Copy out each line of the listing that has the word "Minute" in it.

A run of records
## BEGIN

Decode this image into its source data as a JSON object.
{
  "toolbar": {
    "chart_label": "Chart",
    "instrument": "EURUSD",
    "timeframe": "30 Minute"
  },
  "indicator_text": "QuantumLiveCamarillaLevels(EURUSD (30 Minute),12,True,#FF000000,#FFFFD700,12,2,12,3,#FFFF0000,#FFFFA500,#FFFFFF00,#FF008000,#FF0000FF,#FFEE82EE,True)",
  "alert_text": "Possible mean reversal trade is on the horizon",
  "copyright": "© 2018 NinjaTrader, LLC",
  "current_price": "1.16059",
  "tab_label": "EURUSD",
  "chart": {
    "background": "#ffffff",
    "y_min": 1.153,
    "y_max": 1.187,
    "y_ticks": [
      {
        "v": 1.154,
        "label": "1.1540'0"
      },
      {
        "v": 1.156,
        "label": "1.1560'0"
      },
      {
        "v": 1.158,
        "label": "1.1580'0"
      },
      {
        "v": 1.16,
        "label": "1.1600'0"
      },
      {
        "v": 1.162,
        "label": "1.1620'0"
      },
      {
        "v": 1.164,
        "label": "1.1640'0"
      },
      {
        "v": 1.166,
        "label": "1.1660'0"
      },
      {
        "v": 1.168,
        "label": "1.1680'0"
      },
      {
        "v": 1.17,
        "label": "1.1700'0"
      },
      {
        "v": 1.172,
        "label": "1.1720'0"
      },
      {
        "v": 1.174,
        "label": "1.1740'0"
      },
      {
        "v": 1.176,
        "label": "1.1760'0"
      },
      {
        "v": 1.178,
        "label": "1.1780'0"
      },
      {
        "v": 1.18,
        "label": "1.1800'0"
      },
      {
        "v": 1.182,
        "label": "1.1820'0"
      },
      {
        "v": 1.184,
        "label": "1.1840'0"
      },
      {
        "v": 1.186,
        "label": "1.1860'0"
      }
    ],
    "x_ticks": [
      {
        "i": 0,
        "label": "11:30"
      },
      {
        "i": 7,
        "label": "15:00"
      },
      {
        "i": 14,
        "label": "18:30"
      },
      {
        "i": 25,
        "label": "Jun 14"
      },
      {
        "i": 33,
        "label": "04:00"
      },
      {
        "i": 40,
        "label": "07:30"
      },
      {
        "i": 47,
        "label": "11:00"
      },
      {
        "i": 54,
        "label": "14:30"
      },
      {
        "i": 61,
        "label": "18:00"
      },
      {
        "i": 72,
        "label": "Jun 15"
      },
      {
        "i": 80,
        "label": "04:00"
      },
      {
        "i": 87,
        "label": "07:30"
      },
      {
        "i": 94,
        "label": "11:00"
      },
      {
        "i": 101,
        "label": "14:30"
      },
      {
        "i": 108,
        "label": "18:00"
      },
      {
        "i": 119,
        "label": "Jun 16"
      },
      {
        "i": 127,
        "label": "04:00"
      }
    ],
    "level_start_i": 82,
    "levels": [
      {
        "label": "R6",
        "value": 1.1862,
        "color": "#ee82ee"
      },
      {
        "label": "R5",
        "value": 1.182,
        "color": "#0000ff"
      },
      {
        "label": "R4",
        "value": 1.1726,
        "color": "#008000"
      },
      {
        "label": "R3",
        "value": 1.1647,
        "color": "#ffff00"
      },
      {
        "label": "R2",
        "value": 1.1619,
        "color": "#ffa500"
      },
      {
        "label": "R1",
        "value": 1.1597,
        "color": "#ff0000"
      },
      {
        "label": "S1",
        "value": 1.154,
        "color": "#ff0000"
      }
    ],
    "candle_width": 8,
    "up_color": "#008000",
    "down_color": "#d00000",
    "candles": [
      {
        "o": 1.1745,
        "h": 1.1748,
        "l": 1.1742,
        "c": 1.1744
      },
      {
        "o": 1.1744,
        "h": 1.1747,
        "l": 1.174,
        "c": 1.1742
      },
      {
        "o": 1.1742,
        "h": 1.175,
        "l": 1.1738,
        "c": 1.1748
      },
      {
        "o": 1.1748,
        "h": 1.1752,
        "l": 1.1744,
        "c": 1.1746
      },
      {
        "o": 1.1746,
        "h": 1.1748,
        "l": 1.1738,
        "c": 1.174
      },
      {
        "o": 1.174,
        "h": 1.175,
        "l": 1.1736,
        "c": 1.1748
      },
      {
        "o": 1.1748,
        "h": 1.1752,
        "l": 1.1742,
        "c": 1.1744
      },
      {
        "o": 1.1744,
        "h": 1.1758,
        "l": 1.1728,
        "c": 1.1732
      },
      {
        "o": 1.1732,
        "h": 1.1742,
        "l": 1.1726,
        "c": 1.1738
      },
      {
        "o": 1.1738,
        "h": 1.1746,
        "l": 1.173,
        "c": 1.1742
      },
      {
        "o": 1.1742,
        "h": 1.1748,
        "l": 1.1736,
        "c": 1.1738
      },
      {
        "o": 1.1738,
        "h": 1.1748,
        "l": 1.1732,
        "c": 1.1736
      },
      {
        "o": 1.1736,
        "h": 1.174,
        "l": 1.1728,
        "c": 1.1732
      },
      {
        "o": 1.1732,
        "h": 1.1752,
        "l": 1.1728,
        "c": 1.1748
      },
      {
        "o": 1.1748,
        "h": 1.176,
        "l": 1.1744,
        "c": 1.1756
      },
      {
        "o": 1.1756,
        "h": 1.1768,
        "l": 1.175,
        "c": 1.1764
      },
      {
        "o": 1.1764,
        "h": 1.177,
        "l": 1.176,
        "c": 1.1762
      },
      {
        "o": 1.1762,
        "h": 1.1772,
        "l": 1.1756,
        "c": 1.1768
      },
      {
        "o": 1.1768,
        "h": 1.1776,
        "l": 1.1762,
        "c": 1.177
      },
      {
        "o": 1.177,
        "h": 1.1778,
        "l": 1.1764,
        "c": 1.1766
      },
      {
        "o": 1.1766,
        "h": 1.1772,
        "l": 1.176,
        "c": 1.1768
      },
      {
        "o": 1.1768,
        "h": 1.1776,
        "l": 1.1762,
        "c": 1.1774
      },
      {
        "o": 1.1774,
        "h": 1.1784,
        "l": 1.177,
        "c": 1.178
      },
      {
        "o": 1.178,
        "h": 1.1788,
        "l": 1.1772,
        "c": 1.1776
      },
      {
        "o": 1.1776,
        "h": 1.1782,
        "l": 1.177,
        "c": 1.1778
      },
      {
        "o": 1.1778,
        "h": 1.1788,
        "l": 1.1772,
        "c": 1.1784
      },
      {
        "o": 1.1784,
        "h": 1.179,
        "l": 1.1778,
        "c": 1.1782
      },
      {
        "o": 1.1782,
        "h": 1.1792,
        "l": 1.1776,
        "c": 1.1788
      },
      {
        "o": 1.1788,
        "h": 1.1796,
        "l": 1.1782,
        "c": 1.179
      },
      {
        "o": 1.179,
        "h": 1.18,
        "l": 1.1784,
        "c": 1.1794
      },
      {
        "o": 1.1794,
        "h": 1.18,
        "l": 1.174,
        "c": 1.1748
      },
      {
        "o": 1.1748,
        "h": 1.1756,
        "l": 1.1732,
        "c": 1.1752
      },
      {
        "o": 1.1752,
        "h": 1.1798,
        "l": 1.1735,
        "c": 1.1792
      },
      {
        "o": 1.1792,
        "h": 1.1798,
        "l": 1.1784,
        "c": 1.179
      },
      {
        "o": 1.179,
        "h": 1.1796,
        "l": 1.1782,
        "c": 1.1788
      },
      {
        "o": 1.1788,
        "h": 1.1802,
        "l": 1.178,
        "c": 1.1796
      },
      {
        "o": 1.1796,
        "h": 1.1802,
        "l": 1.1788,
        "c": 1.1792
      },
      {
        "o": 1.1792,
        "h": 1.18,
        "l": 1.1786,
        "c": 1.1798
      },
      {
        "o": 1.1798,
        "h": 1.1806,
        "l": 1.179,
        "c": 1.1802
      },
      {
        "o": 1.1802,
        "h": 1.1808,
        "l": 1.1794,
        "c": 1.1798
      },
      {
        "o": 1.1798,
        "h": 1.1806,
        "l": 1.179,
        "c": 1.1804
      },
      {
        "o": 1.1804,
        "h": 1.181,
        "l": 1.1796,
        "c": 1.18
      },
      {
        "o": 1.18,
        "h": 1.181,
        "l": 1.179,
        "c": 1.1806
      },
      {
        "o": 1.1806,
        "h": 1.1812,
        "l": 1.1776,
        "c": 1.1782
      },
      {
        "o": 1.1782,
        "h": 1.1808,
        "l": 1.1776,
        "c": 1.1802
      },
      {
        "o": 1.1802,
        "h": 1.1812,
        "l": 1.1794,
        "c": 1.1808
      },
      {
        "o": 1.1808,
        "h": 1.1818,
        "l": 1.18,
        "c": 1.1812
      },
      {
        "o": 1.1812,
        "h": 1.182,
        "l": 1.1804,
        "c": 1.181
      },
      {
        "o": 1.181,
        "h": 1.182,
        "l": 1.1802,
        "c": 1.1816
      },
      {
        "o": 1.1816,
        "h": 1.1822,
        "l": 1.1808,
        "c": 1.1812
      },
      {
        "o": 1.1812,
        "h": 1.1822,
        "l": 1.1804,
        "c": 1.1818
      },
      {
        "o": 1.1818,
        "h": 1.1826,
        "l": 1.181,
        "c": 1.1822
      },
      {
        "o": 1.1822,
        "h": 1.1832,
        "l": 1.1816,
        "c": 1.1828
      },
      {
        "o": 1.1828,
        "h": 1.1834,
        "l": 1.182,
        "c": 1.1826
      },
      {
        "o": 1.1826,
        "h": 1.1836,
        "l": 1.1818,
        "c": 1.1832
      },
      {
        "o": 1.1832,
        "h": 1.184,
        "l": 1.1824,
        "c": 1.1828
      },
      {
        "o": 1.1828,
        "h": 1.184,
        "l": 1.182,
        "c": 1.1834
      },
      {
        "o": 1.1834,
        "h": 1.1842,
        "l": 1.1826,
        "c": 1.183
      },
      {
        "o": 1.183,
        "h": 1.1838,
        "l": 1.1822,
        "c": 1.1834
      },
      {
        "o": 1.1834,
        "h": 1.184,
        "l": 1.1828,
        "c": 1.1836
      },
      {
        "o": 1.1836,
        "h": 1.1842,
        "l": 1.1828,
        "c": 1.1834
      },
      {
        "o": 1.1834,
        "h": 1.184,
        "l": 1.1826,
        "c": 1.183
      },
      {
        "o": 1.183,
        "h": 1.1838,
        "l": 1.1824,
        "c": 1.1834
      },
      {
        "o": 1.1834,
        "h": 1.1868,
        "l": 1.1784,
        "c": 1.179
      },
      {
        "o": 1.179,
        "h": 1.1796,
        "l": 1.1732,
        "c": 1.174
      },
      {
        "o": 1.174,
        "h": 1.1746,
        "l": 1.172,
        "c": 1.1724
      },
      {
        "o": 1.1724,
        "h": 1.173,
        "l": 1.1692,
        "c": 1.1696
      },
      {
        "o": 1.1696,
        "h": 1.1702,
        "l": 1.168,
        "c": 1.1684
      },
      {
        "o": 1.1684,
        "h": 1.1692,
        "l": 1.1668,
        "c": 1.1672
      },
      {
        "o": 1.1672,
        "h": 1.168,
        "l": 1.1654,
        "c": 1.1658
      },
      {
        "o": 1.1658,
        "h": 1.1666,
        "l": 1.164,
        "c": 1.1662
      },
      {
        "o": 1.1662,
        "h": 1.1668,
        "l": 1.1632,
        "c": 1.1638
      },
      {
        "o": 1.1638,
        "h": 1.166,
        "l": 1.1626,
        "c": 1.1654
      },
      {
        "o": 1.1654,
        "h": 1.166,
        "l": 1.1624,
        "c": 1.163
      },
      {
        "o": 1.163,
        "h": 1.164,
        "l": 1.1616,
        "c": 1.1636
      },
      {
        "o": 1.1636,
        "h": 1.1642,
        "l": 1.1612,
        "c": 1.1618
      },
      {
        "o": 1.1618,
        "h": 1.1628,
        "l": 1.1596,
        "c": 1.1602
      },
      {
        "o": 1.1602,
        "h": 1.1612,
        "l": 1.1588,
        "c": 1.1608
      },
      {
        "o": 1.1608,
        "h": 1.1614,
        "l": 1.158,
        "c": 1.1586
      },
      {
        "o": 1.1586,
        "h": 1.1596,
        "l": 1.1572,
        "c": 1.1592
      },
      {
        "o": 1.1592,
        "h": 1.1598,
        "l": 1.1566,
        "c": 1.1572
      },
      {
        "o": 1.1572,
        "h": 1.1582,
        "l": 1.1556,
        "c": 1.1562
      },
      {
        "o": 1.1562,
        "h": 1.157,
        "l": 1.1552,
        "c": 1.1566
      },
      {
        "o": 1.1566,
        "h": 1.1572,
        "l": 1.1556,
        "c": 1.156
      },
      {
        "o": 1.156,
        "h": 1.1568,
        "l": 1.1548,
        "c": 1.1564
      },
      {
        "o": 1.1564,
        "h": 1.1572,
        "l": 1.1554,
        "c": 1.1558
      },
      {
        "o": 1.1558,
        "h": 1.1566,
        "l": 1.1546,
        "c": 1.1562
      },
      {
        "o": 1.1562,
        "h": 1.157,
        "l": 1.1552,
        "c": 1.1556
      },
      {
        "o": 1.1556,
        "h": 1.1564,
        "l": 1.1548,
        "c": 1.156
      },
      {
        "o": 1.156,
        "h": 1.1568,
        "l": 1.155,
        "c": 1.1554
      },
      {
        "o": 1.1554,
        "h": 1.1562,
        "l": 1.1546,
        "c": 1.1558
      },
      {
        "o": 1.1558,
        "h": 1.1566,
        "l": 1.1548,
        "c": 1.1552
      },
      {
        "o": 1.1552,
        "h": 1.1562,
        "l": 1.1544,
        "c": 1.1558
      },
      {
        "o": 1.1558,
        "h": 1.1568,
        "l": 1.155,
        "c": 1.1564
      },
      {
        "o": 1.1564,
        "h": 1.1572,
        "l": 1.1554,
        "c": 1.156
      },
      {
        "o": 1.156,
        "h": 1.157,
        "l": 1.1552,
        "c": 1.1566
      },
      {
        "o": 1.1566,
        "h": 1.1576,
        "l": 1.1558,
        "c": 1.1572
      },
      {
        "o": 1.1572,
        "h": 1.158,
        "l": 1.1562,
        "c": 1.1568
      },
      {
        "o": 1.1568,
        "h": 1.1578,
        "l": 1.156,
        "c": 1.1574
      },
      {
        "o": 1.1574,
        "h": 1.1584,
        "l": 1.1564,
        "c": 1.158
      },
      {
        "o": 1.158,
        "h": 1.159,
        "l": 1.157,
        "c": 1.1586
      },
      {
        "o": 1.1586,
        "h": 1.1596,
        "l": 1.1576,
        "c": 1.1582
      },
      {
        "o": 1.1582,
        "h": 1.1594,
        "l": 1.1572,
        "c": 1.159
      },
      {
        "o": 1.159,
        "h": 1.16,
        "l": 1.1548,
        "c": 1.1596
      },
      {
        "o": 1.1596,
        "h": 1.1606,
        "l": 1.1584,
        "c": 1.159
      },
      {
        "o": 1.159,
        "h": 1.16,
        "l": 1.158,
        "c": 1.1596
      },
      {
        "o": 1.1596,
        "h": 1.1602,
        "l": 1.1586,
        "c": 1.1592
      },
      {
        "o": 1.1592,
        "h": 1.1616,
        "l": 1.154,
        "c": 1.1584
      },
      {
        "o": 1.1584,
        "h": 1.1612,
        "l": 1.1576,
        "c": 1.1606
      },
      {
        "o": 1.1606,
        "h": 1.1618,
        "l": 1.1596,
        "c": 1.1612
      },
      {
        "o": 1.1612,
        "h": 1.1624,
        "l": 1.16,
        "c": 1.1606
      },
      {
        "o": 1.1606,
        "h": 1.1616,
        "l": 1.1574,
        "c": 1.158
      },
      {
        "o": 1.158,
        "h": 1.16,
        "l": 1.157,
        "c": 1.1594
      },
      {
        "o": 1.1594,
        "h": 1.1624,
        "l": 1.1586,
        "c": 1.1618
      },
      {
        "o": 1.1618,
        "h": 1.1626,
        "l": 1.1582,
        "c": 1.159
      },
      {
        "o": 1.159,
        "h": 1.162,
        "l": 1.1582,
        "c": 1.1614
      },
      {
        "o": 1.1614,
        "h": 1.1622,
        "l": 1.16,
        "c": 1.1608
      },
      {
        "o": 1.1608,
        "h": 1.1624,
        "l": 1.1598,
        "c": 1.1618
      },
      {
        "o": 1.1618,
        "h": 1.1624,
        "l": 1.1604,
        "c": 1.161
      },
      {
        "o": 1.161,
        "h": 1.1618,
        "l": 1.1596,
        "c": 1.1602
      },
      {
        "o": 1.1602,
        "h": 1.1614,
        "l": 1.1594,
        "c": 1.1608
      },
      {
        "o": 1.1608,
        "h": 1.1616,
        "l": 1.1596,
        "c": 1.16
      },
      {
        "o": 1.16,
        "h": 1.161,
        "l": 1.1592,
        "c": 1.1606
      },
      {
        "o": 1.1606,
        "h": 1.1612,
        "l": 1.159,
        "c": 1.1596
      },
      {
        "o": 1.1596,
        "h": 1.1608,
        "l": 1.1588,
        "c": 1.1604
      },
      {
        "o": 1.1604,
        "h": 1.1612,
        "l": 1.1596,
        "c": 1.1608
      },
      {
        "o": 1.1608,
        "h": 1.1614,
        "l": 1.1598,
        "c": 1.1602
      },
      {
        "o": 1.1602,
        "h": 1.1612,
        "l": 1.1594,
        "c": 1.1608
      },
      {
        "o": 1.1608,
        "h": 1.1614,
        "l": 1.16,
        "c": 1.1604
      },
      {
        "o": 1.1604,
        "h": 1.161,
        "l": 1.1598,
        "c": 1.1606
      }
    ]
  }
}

## END

* TASK SOLUTION:
    "timeframe": "30 Minute"
  "indicator_text": "QuantumLiveCamarillaLevels(EURUSD (30 Minute),12,True,#FF000000,#FFFFD700,12,2,12,3,#FFFF0000,#FFFFA500,#FFFFFF00,#FF008000,#FF0000FF,#FFEE82EE,True)",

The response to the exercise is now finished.